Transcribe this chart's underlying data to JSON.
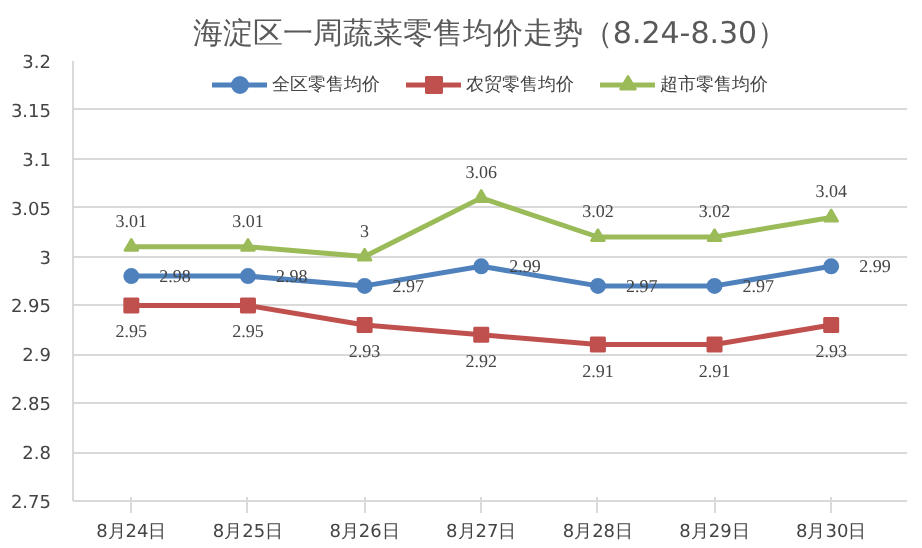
{
  "chart_data": {
    "type": "line",
    "title": "海淀区一周蔬菜零售均价走势（8.24-8.30）",
    "categories": [
      "8月24日",
      "8月25日",
      "8月26日",
      "8月27日",
      "8月28日",
      "8月29日",
      "8月30日"
    ],
    "series": [
      {
        "name": "全区零售均价",
        "color": "#4f81bd",
        "marker": "circle",
        "values": [
          2.98,
          2.98,
          2.97,
          2.99,
          2.97,
          2.97,
          2.99
        ]
      },
      {
        "name": "农贸零售均价",
        "color": "#c0504d",
        "marker": "square",
        "values": [
          2.95,
          2.95,
          2.93,
          2.92,
          2.91,
          2.91,
          2.93
        ]
      },
      {
        "name": "超市零售均价",
        "color": "#9bbb59",
        "marker": "triangle",
        "values": [
          3.01,
          3.01,
          3,
          3.06,
          3.02,
          3.02,
          3.04
        ]
      }
    ],
    "ylim": [
      2.75,
      3.2
    ],
    "yticks": [
      2.75,
      {
        "value": 2.8,
        "label": "2.8"
      },
      2.85,
      {
        "value": 2.9,
        "label": "2.9"
      },
      2.95,
      {
        "value": 3,
        "label": "3"
      },
      3.05,
      {
        "value": 3.1,
        "label": "3.1"
      },
      3.15,
      {
        "value": 3.2,
        "label": "3.2"
      }
    ],
    "grid": "y",
    "legend": "top",
    "data_labels": true
  }
}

▶ **WORK INSTRUCTIONS**
Locate the lines above that contain "color" and copy them.

▶ **FINISHED ANSWER**
        "color": "#4f81bd",
        "color": "#c0504d",
        "color": "#9bbb59",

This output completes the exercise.